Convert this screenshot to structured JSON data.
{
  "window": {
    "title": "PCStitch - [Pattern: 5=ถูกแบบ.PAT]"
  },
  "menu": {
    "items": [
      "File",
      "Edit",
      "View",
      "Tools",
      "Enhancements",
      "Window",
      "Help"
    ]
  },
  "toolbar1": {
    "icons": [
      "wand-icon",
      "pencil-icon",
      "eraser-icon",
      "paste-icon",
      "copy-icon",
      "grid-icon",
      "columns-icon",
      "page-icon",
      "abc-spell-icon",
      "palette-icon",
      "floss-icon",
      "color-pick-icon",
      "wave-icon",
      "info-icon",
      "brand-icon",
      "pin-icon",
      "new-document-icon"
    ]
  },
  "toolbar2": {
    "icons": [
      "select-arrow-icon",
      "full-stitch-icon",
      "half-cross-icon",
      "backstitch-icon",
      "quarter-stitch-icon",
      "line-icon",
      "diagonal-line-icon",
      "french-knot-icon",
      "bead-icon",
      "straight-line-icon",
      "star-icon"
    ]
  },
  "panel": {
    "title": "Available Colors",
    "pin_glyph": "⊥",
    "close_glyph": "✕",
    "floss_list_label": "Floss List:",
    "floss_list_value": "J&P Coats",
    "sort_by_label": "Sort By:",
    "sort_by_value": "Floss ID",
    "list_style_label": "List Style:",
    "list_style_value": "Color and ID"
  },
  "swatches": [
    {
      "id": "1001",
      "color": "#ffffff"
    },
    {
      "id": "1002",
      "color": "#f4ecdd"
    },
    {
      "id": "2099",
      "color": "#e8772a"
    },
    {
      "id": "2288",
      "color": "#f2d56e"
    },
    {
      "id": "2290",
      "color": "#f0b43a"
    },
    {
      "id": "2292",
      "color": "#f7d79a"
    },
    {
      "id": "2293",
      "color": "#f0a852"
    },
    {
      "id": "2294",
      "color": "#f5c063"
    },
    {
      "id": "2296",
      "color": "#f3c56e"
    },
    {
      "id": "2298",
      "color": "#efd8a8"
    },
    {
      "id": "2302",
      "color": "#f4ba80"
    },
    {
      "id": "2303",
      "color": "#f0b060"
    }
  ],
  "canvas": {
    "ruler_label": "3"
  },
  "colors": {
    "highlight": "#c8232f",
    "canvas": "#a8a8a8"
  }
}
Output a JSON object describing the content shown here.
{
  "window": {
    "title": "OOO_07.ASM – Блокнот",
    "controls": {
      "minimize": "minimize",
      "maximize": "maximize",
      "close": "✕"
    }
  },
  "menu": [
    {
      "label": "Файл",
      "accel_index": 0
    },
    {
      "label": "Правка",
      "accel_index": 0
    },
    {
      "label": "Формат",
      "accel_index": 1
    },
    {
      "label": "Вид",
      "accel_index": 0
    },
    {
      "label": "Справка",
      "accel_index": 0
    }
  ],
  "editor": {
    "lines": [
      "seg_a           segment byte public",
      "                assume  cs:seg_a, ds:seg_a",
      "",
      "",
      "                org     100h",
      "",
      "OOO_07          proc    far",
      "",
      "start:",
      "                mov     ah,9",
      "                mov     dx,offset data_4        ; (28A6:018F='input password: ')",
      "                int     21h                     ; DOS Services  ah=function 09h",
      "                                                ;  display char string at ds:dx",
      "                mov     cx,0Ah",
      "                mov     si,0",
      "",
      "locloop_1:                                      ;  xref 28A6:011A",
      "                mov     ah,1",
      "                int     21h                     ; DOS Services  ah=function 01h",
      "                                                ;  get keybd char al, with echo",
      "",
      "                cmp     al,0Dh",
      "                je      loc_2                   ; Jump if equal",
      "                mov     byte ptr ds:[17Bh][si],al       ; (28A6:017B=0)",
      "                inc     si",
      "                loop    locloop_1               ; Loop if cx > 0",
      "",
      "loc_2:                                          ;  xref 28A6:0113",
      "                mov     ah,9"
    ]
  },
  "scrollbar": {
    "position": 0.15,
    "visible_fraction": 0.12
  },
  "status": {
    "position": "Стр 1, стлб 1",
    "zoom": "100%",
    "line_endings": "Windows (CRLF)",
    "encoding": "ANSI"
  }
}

★ ★ ★ ★ ★

WORK TO COMPLETE:
Copy out each line of the entries that holds "title".

ANSWER TO THE PROBLEM:
    "title": "PCStitch - [Pattern: 5=ถูกแบบ.PAT]"
    "title": "Available Colors",
    "title": "OOO_07.ASM – Блокнот",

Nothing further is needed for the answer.